(Data records)
○ ○ ○ ○ ○ ○ ○

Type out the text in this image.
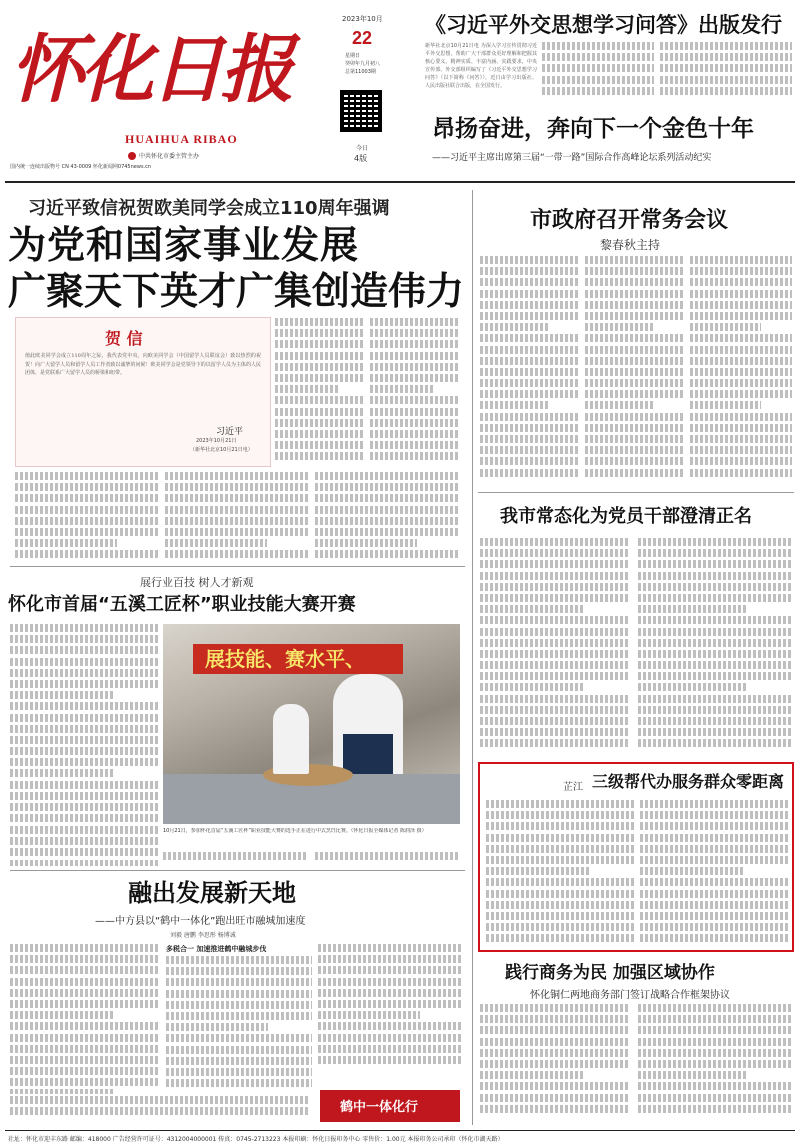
怀化日报
HUAIHUA RIBAO
中共怀化市委主管主办
国内统一连续出版物号 CN 43-0009 怀化新闻网0745news.cn
2023年10月
22
星期日
癸卯年九月初八
总第11003期
今日
4版
《习近平外交思想学习问答》出版发行
新华社北京10月21日电 为深入学习宣传贯彻习近平外交思想，帮助广大干部群众更好理解和把握其核心要义、精神实质、丰富内涵、实践要求，中央宣传部、外交部组织编写了《习近平外交思想学习问答》（以下简称《问答》），近日由学习出版社、人民出版社联合出版，在全国发行。
昂扬奋进，奔向下一个金色十年
——习近平主席出席第三届“一带一路”国际合作高峰论坛系列活动纪实
习近平致信祝贺欧美同学会成立110周年强调
为党和国家事业发展
广聚天下英才广集创造伟力
贺 信
值此欧美同学会成立110周年之际，我代表党中央，向欧美同学会（中国留学人员联谊会）致以热烈的祝贺！向广大留学人员和留学人员工作者致以诚挚的问候！欧美同学会是党领导下的以留学人员为主体的人民团体，是党联系广大留学人员的桥梁和纽带。
习近平
2023年10月21日
（新华社北京10月21日电）
展行业百技 树人才新观
怀化市首届“五溪工匠杯”职业技能大赛开赛
展技能、赛水平、
10月21日，参加怀化首届“五溪工匠杯”职业技能大赛的选手正在进行中式烹饪比赛。（怀化日报全媒体记者 陈润泽 摄）
融出发展新天地
——中方县以“鹤中一体化”跑出旺市融城加速度
刘毅 唐鹏 李思彤 杨博诚
多税合一 加速推进鹤中融城步伐
鹤中一体化行
市政府召开常务会议
黎春秋主持
我市常态化为党员干部澄清正名
芷江 三级帮代办服务群众零距离
践行商务为民 加强区域协作
怀化铜仁两地商务部门签订战略合作框架协议
社址：怀化市迎丰东路 邮编：418000 广告经营许可证号：4312004000001 传真：0745-2713223 本报印刷：怀化日报印务中心 零售价：1.00元 本报印务公司承印（怀化市湖天路）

○ ○ ○ ○ ○ ○ ○

* _REQUEST_:
State how many lines include the string "习近平外交思想学习问答", and nothing more.

* _EXERCISE ANSWER_:
2